[Data entries]
--- start ---
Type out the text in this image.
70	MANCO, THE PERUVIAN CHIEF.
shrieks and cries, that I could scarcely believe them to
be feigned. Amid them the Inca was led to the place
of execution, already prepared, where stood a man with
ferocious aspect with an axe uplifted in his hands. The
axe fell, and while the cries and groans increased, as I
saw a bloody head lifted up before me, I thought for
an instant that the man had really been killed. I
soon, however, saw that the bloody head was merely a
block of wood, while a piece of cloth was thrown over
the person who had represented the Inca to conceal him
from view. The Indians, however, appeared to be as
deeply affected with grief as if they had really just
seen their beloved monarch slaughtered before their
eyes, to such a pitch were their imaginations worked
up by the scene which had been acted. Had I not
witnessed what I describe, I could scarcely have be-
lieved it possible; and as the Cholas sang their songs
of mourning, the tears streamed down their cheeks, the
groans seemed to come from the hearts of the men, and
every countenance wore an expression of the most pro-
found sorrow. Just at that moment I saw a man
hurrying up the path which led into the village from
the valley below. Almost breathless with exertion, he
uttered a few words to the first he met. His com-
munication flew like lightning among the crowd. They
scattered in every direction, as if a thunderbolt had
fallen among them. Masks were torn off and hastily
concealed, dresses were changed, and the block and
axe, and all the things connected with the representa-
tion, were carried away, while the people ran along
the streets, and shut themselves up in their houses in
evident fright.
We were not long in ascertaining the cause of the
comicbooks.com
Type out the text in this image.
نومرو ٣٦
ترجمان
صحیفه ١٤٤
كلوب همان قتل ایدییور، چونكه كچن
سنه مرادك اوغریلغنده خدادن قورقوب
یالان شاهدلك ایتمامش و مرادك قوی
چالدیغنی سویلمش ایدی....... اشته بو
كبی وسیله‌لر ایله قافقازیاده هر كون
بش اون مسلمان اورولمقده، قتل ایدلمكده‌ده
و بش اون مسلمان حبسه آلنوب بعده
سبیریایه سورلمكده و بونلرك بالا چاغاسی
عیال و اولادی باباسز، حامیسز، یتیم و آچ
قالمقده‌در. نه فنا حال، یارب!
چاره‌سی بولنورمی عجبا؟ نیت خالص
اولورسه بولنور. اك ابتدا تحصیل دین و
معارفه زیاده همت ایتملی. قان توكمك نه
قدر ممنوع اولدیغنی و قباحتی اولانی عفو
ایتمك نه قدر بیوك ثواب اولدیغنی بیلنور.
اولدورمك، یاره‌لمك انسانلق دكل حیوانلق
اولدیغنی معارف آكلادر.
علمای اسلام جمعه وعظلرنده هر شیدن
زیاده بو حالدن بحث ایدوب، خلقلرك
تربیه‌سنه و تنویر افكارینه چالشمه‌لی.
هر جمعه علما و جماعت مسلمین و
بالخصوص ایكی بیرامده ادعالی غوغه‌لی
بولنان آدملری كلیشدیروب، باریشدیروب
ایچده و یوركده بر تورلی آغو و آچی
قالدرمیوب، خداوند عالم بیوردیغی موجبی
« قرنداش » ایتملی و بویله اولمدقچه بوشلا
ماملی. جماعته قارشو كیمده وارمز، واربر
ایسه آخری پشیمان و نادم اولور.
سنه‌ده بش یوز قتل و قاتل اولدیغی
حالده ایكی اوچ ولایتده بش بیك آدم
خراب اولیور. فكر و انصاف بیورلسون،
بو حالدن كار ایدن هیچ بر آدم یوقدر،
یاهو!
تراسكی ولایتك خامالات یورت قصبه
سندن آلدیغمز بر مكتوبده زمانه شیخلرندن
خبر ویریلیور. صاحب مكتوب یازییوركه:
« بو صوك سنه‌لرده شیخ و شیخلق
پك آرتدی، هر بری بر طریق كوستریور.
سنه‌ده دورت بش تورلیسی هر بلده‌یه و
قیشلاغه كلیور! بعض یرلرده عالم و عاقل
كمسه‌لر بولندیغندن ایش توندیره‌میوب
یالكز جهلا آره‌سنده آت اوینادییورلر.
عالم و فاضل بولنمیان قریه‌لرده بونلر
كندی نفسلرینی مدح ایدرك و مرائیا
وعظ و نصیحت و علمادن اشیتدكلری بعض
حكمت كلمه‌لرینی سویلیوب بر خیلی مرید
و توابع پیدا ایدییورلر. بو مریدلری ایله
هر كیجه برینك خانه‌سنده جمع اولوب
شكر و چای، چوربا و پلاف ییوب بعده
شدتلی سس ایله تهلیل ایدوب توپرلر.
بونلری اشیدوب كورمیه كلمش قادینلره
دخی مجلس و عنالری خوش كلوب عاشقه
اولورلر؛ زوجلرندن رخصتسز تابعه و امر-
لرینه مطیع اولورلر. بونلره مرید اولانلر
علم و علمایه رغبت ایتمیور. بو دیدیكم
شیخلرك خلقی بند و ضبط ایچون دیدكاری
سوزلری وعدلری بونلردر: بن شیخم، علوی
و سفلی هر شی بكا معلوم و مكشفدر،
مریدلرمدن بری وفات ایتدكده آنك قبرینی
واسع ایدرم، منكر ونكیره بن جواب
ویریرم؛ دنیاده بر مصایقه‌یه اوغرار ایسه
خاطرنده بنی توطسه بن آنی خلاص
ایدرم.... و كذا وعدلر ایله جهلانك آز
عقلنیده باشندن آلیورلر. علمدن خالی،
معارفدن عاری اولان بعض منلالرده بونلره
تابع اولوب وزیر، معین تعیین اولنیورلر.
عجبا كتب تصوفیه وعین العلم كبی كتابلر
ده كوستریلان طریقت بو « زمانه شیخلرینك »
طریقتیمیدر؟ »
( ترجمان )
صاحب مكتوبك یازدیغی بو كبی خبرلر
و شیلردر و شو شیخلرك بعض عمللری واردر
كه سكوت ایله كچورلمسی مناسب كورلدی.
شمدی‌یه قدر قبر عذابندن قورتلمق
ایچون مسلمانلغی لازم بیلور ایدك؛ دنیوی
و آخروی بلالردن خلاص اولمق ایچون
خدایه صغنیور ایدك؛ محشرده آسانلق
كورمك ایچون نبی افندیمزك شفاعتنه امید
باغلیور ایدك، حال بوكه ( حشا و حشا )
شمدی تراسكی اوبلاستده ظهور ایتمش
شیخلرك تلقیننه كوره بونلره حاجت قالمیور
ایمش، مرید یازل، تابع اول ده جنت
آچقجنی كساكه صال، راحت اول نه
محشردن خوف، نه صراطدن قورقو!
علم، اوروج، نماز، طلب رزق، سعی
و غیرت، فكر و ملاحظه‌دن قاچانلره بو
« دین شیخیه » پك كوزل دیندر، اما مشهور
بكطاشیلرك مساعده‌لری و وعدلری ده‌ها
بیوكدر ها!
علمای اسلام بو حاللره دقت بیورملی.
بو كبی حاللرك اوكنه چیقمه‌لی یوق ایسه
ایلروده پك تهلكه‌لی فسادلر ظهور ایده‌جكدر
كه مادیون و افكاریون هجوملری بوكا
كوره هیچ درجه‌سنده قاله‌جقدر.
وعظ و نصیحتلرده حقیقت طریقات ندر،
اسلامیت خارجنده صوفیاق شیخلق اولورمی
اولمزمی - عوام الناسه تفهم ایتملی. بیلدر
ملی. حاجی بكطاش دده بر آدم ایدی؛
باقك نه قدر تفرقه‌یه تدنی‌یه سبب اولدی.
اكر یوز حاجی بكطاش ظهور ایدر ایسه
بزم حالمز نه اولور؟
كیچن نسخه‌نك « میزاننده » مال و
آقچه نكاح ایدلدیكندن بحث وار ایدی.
--- end ---
Directions for this task. Transcribe each entry exactly.

Written response.
Type out the text in this image.
70	MANCO, THE PERUVIAN CHIEF.
shrieks and cries, that I could scarcely believe them to
be feigned. Amid them the Inca was led to the place
of execution, already prepared, where stood a man with
ferocious aspect with an axe uplifted in his hands. The
axe fell, and while the cries and groans increased, as I
saw a bloody head lifted up before me, I thought for
an instant that the man had really been killed. I
soon, however, saw that the bloody head was merely a
block of wood, while a piece of cloth was thrown over
the person who had represented the Inca to conceal him
from view. The Indians, however, appeared to be as
deeply affected with grief as if they had really just
seen their beloved monarch slaughtered before their
eyes, to such a pitch were their imaginations worked
up by the scene which had been acted. Had I not
witnessed what I describe, I could scarcely have be-
lieved it possible; and as the Cholas sang their songs
of mourning, the tears streamed down their cheeks, the
groans seemed to come from the hearts of the men, and
every countenance wore an expression of the most pro-
found sorrow. Just at that moment I saw a man
hurrying up the path which led into the village from
the valley below. Almost breathless with exertion, he
uttered a few words to the first he met. His com-
munication flew like lightning among the crowd. They
scattered in every direction, as if a thunderbolt had
fallen among them. Masks were torn off and hastily
concealed, dresses were changed, and the block and
axe, and all the things connected with the representa-
tion, were carried away, while the people ran along
the streets, and shut themselves up in their houses in
evident fright.
We were not long in ascertaining the cause of the
comicbooks.com
Type out the text in this image.
نومرو ٣٦
ترجمان
صحیفه ١٤٤
كلوب همان قتل ایدییور، چونكه كچن
سنه مرادك اوغریلغنده خدادن قورقوب
یالان شاهدلك ایتمامش و مرادك قوی
چالدیغنی سویلمش ایدی....... اشته بو
كبی وسیله‌لر ایله قافقازیاده هر كون
بش اون مسلمان اورولمقده، قتل ایدلمكده‌ده
و بش اون مسلمان حبسه آلنوب بعده
سبیریایه سورلمكده و بونلرك بالا چاغاسی
عیال و اولادی باباسز، حامیسز، یتیم و آچ
قالمقده‌در. نه فنا حال، یارب!
چاره‌سی بولنورمی عجبا؟ نیت خالص
اولورسه بولنور. اك ابتدا تحصیل دین و
معارفه زیاده همت ایتملی. قان توكمك نه
قدر ممنوع اولدیغنی و قباحتی اولانی عفو
ایتمك نه قدر بیوك ثواب اولدیغنی بیلنور.
اولدورمك، یاره‌لمك انسانلق دكل حیوانلق
اولدیغنی معارف آكلادر.
علمای اسلام جمعه وعظلرنده هر شیدن
زیاده بو حالدن بحث ایدوب، خلقلرك
تربیه‌سنه و تنویر افكارینه چالشمه‌لی.
هر جمعه علما و جماعت مسلمین و
بالخصوص ایكی بیرامده ادعالی غوغه‌لی
بولنان آدملری كلیشدیروب، باریشدیروب
ایچده و یوركده بر تورلی آغو و آچی
قالدرمیوب، خداوند عالم بیوردیغی موجبی
« قرنداش » ایتملی و بویله اولمدقچه بوشلا
ماملی. جماعته قارشو كیمده وارمز، واربر
ایسه آخری پشیمان و نادم اولور.
سنه‌ده بش یوز قتل و قاتل اولدیغی
حالده ایكی اوچ ولایتده بش بیك آدم
خراب اولیور. فكر و انصاف بیورلسون،
بو حالدن كار ایدن هیچ بر آدم یوقدر،
یاهو!
تراسكی ولایتك خامالات یورت قصبه
سندن آلدیغمز بر مكتوبده زمانه شیخلرندن
خبر ویریلیور. صاحب مكتوب یازییوركه:
« بو صوك سنه‌لرده شیخ و شیخلق
پك آرتدی، هر بری بر طریق كوستریور.
سنه‌ده دورت بش تورلیسی هر بلده‌یه و
قیشلاغه كلیور! بعض یرلرده عالم و عاقل
كمسه‌لر بولندیغندن ایش توندیره‌میوب
یالكز جهلا آره‌سنده آت اوینادییورلر.
عالم و فاضل بولنمیان قریه‌لرده بونلر
كندی نفسلرینی مدح ایدرك و مرائیا
وعظ و نصیحت و علمادن اشیتدكلری بعض
حكمت كلمه‌لرینی سویلیوب بر خیلی مرید
و توابع پیدا ایدییورلر. بو مریدلری ایله
هر كیجه برینك خانه‌سنده جمع اولوب
شكر و چای، چوربا و پلاف ییوب بعده
شدتلی سس ایله تهلیل ایدوب توپرلر.
بونلری اشیدوب كورمیه كلمش قادینلره
دخی مجلس و عنالری خوش كلوب عاشقه
اولورلر؛ زوجلرندن رخصتسز تابعه و امر-
لرینه مطیع اولورلر. بونلره مرید اولانلر
علم و علمایه رغبت ایتمیور. بو دیدیكم
شیخلرك خلقی بند و ضبط ایچون دیدكاری
سوزلری وعدلری بونلردر: بن شیخم، علوی
و سفلی هر شی بكا معلوم و مكشفدر،
مریدلرمدن بری وفات ایتدكده آنك قبرینی
واسع ایدرم، منكر ونكیره بن جواب
ویریرم؛ دنیاده بر مصایقه‌یه اوغرار ایسه
خاطرنده بنی توطسه بن آنی خلاص
ایدرم.... و كذا وعدلر ایله جهلانك آز
عقلنیده باشندن آلیورلر. علمدن خالی،
معارفدن عاری اولان بعض منلالرده بونلره
تابع اولوب وزیر، معین تعیین اولنیورلر.
عجبا كتب تصوفیه وعین العلم كبی كتابلر
ده كوستریلان طریقت بو « زمانه شیخلرینك »
طریقتیمیدر؟ »
( ترجمان )
صاحب مكتوبك یازدیغی بو كبی خبرلر
و شیلردر و شو شیخلرك بعض عمللری واردر
كه سكوت ایله كچورلمسی مناسب كورلدی.
شمدی‌یه قدر قبر عذابندن قورتلمق
ایچون مسلمانلغی لازم بیلور ایدك؛ دنیوی
و آخروی بلالردن خلاص اولمق ایچون
خدایه صغنیور ایدك؛ محشرده آسانلق
كورمك ایچون نبی افندیمزك شفاعتنه امید
باغلیور ایدك، حال بوكه ( حشا و حشا )
شمدی تراسكی اوبلاستده ظهور ایتمش
شیخلرك تلقیننه كوره بونلره حاجت قالمیور
ایمش، مرید یازل، تابع اول ده جنت
آچقجنی كساكه صال، راحت اول نه
محشردن خوف، نه صراطدن قورقو!
علم، اوروج، نماز، طلب رزق، سعی
و غیرت، فكر و ملاحظه‌دن قاچانلره بو
« دین شیخیه » پك كوزل دیندر، اما مشهور
بكطاشیلرك مساعده‌لری و وعدلری ده‌ها
بیوكدر ها!
علمای اسلام بو حاللره دقت بیورملی.
بو كبی حاللرك اوكنه چیقمه‌لی یوق ایسه
ایلروده پك تهلكه‌لی فسادلر ظهور ایده‌جكدر
كه مادیون و افكاریون هجوملری بوكا
كوره هیچ درجه‌سنده قاله‌جقدر.
وعظ و نصیحتلرده حقیقت طریقات ندر،
اسلامیت خارجنده صوفیاق شیخلق اولورمی
اولمزمی - عوام الناسه تفهم ایتملی. بیلدر
ملی. حاجی بكطاش دده بر آدم ایدی؛
باقك نه قدر تفرقه‌یه تدنی‌یه سبب اولدی.
اكر یوز حاجی بكطاش ظهور ایدر ایسه
بزم حالمز نه اولور؟
كیچن نسخه‌نك « میزاننده » مال و
آقچه نكاح ایدلدیكندن بحث وار ایدی.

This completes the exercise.